**Objective**
Of all the lines in the data below, how many contain "المراسيل"? Report that number alone.
---------------
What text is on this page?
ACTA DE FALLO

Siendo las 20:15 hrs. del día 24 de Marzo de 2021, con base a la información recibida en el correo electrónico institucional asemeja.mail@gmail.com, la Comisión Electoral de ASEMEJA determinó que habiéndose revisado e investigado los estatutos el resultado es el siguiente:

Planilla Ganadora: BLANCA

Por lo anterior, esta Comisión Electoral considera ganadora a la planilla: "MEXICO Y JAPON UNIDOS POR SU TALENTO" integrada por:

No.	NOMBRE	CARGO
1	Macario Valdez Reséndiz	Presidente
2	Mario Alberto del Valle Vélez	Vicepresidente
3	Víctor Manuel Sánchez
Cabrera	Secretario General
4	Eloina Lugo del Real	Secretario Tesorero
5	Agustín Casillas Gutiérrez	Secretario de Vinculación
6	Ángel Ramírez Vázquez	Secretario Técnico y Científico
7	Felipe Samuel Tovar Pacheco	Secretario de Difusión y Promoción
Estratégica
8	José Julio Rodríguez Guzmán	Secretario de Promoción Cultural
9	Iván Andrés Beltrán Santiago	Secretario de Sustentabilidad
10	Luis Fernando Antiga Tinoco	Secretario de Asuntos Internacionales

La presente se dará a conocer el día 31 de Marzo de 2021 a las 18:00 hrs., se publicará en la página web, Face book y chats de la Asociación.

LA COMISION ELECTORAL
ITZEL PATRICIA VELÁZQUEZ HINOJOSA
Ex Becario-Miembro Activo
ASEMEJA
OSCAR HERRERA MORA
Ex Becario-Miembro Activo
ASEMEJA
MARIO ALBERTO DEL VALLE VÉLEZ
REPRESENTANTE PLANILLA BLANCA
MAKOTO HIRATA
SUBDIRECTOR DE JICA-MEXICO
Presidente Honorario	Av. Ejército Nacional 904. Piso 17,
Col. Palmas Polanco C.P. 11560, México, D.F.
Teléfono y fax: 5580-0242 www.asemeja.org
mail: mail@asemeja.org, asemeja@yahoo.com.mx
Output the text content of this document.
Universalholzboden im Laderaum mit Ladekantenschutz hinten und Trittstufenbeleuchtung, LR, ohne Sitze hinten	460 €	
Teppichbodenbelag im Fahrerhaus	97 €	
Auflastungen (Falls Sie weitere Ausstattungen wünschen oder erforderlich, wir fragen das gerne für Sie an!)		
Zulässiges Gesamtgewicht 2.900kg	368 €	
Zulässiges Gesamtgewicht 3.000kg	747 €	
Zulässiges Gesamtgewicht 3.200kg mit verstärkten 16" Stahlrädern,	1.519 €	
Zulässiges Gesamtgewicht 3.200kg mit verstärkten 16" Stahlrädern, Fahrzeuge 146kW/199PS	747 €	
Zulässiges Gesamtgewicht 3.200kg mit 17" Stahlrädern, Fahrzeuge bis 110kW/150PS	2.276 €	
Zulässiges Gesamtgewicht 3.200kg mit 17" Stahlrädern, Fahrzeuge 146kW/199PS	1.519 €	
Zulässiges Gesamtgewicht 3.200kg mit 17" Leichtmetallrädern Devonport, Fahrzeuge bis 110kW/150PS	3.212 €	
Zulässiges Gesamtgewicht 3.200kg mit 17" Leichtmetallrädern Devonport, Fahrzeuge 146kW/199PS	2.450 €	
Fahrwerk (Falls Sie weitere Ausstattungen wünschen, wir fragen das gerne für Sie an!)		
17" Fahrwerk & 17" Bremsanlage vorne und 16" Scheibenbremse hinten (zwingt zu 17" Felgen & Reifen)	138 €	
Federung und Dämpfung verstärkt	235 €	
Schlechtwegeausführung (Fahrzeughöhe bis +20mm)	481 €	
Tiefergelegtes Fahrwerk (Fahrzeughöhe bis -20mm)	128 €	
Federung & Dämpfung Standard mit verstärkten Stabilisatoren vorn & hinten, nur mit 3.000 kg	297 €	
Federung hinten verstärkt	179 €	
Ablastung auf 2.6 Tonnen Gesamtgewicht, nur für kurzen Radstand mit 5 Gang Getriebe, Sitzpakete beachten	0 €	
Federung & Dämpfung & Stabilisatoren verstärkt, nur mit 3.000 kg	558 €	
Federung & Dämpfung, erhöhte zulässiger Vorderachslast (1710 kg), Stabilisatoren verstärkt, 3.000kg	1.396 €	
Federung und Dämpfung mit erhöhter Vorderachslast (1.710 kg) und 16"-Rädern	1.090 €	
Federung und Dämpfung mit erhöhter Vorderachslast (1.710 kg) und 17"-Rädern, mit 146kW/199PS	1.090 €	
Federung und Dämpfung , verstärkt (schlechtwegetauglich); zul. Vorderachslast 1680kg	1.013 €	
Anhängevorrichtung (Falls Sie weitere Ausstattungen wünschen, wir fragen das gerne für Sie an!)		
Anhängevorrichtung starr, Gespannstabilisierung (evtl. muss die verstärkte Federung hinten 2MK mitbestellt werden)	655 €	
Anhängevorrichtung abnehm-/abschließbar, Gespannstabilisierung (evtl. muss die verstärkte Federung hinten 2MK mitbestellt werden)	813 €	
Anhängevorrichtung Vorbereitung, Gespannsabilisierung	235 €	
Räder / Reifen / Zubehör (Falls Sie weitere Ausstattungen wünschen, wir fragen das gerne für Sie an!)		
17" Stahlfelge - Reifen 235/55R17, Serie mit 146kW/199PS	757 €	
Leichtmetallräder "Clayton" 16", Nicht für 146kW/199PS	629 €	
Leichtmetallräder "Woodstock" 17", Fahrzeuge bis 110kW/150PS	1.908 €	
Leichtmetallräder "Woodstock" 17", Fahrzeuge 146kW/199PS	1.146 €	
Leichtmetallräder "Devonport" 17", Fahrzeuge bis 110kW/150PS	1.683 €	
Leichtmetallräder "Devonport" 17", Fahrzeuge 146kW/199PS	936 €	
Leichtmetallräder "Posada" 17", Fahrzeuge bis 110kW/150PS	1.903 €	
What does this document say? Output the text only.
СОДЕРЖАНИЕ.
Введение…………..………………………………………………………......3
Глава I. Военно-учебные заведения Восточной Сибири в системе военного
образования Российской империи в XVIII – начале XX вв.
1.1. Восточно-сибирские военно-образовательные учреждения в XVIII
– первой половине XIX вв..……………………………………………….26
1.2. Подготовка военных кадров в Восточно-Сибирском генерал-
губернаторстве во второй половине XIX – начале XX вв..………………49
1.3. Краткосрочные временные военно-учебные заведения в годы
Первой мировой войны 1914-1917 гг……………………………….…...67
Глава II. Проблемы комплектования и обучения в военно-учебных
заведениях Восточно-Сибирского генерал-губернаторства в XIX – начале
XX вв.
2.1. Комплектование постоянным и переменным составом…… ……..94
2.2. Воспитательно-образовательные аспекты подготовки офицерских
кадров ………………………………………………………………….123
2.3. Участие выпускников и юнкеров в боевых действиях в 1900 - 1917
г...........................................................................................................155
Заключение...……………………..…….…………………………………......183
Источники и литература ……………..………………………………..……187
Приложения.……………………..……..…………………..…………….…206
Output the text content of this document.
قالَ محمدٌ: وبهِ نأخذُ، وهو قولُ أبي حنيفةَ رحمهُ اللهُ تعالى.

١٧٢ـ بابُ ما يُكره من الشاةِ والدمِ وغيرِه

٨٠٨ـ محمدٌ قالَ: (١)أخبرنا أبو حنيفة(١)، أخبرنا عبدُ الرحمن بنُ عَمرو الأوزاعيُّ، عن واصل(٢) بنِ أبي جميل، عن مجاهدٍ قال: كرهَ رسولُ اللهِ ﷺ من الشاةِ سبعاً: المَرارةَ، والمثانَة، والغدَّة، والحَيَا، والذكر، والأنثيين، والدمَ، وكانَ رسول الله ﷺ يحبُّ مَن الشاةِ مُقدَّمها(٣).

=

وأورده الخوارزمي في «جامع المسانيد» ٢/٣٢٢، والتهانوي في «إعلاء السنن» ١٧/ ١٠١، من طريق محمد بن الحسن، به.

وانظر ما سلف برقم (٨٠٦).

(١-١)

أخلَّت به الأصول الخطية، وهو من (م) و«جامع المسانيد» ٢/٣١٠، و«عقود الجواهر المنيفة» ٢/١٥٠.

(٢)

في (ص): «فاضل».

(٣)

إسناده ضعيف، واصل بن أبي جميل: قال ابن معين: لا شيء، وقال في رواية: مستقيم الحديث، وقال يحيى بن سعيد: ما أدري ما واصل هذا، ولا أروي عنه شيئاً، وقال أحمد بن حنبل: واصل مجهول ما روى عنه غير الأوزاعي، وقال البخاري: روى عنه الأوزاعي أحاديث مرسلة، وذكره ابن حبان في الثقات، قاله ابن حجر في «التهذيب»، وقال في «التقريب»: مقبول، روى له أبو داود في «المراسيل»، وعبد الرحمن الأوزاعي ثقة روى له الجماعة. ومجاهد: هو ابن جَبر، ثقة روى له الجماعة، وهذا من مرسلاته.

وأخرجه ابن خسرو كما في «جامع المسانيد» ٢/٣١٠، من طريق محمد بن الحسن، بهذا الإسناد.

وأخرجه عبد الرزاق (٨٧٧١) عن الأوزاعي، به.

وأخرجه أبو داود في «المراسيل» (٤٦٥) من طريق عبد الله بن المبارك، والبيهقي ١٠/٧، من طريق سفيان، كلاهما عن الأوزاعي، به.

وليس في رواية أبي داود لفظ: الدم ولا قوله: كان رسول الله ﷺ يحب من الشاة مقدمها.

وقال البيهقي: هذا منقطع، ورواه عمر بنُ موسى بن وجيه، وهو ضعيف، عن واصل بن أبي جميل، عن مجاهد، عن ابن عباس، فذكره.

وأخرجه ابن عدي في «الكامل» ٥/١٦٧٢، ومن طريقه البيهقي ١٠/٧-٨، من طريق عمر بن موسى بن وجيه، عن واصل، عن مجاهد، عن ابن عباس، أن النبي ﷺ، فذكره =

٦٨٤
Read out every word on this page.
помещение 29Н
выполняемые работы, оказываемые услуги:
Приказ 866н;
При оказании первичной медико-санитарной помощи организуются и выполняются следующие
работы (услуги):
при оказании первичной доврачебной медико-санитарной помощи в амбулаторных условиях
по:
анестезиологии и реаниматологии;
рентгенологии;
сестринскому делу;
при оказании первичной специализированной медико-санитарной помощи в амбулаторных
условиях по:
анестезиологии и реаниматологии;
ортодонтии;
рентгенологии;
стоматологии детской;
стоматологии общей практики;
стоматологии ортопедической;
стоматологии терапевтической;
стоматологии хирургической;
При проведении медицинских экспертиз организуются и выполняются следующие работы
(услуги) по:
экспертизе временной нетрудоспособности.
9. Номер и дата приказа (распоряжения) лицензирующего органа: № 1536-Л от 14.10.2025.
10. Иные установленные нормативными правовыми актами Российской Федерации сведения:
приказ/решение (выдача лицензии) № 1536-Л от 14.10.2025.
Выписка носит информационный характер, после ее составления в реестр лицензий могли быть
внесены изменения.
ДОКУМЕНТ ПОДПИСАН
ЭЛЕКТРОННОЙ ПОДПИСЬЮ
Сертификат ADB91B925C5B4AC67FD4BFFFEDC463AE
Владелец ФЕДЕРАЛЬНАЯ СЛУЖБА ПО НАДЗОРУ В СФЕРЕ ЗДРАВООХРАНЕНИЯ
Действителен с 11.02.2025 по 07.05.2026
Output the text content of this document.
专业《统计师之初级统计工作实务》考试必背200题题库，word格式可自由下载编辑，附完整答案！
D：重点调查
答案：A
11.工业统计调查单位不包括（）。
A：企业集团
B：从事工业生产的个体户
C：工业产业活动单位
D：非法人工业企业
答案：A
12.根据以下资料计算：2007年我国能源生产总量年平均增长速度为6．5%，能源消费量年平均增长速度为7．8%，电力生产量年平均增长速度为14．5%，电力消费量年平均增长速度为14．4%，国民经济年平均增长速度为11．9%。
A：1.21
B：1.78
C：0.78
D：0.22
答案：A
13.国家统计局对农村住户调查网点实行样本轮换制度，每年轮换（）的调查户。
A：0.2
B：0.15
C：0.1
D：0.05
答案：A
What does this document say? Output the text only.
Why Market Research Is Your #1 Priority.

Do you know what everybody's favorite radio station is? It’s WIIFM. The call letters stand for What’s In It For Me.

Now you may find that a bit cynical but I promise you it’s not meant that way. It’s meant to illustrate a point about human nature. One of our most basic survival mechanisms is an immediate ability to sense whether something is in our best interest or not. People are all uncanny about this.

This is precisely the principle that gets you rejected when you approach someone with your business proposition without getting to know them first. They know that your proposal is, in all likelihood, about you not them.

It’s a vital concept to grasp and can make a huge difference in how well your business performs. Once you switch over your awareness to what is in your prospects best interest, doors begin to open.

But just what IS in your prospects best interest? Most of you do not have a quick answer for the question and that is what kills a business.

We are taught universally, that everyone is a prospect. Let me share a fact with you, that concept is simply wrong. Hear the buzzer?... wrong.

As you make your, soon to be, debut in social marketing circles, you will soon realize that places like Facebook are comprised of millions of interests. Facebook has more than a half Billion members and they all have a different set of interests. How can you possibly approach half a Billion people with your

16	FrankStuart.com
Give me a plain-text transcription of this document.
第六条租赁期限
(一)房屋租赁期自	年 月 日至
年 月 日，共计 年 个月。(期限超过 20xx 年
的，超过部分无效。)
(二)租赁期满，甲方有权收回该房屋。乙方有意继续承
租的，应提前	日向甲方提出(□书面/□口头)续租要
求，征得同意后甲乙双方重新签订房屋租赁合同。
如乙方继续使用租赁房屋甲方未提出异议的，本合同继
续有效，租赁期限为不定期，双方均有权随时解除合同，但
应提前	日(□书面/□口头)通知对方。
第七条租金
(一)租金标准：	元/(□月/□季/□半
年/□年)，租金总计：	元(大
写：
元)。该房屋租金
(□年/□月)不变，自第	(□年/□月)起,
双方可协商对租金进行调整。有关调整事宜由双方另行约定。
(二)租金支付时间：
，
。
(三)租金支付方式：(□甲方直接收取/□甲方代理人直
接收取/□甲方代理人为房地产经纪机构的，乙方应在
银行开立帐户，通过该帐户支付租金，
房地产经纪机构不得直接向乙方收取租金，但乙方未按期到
---------------
**The result**
2